- _Task directions_: Give back a single number, the count of lines containing the word "sämtliche".

Stored data:
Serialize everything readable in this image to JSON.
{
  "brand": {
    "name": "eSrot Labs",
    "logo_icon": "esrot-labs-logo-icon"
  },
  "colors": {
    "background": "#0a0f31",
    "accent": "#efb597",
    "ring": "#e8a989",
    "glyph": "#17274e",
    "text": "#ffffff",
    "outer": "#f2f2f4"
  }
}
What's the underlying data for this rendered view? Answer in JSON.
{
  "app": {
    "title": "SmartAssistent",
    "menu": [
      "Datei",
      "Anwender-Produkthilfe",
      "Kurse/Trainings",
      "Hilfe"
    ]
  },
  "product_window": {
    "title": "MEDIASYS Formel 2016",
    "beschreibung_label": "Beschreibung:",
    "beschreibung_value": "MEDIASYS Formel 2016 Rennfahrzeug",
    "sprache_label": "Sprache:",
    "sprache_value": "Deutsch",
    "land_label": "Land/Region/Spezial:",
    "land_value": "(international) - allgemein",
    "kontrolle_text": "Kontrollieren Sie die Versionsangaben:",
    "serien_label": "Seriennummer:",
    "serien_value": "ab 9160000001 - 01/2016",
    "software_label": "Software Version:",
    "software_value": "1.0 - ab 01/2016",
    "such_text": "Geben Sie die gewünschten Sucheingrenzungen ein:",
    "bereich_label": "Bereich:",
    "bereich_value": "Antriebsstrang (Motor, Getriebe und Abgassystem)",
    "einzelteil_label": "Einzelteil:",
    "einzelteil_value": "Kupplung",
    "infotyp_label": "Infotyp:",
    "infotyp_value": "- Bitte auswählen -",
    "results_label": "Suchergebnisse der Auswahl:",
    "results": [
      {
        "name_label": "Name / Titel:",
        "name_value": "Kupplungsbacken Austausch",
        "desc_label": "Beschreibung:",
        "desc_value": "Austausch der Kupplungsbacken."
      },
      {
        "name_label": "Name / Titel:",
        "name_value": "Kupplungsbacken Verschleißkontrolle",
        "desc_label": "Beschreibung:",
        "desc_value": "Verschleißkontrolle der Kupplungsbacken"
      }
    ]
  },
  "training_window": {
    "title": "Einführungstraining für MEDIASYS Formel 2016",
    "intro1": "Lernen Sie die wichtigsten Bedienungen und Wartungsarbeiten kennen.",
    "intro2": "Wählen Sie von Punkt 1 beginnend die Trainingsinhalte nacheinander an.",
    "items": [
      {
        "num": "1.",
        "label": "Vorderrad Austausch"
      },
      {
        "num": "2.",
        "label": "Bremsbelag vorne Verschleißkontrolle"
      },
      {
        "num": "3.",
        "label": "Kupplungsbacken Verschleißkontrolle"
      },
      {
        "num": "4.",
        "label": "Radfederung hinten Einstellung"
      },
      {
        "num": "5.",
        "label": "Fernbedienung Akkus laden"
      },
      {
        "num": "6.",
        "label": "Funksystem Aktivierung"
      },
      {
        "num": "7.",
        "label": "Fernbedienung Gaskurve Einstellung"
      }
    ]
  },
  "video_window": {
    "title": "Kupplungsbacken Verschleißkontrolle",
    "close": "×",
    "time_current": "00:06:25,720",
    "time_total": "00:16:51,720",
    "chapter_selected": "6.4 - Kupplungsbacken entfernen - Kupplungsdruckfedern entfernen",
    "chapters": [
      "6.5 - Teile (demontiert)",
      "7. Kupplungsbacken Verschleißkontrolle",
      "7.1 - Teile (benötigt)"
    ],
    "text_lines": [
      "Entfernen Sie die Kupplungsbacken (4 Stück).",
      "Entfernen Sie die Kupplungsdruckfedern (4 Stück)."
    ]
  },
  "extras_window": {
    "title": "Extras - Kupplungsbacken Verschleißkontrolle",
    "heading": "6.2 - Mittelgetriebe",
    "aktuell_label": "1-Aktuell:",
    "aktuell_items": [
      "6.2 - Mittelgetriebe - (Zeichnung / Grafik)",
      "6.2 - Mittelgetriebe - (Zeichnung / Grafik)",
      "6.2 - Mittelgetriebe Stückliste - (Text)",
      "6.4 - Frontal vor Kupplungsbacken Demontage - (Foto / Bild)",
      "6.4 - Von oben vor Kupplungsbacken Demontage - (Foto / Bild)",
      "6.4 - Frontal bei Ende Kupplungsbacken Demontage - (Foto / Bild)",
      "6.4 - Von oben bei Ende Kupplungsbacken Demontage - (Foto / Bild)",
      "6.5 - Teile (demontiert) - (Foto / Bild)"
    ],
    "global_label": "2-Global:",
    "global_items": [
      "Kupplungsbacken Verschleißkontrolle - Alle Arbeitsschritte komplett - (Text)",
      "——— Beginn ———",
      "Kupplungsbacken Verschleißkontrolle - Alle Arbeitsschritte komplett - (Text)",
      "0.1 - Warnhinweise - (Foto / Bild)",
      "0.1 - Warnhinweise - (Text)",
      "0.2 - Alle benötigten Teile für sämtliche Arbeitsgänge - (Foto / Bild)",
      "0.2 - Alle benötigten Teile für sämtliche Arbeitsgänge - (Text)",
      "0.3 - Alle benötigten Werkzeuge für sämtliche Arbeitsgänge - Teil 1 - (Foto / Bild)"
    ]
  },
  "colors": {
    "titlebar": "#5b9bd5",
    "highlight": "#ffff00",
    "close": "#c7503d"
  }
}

- _Result of the task_: 3